Directions for this task: Reproduce every one of the entries below line for line, changing nothing.
____
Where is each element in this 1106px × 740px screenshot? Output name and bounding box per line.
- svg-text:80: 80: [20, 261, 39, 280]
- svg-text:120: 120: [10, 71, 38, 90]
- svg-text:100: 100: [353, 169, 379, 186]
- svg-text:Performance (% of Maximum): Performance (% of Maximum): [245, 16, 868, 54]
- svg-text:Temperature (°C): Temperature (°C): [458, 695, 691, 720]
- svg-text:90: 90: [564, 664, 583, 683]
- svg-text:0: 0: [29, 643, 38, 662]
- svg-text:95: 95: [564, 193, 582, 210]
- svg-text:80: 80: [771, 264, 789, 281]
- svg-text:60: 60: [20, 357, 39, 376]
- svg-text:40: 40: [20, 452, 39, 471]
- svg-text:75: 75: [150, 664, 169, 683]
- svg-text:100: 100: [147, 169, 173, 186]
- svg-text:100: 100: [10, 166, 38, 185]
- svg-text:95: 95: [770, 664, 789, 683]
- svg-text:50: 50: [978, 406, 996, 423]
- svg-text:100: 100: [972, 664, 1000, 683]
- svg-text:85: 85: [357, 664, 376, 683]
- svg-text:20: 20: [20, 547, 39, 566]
____
Solution to this exercise:
Where is each element in this 1106px × 740px screenshot? Output name and bounding box per line.
- svg-text:80: 80: [20, 261, 39, 280]
- svg-text:120: 120: [10, 71, 38, 90]
- svg-text:100: 100: [353, 169, 379, 186]
- svg-text:Performance (% of Maximum): Performance (% of Maximum): [245, 16, 868, 54]
- svg-text:Temperature (°C): Temperature (°C): [458, 695, 691, 720]
- svg-text:90: 90: [564, 664, 583, 683]
- svg-text:0: 0: [29, 643, 38, 662]
- svg-text:95: 95: [564, 193, 582, 210]
- svg-text:80: 80: [771, 264, 789, 281]
- svg-text:60: 60: [20, 357, 39, 376]
- svg-text:40: 40: [20, 452, 39, 471]
- svg-text:75: 75: [150, 664, 169, 683]
- svg-text:100: 100: [147, 169, 173, 186]
- svg-text:100: 100: [10, 166, 38, 185]
- svg-text:95: 95: [770, 664, 789, 683]
- svg-text:50: 50: [978, 406, 996, 423]
- svg-text:100: 100: [972, 664, 1000, 683]
- svg-text:85: 85: [357, 664, 376, 683]
- svg-text:20: 20: [20, 547, 39, 566]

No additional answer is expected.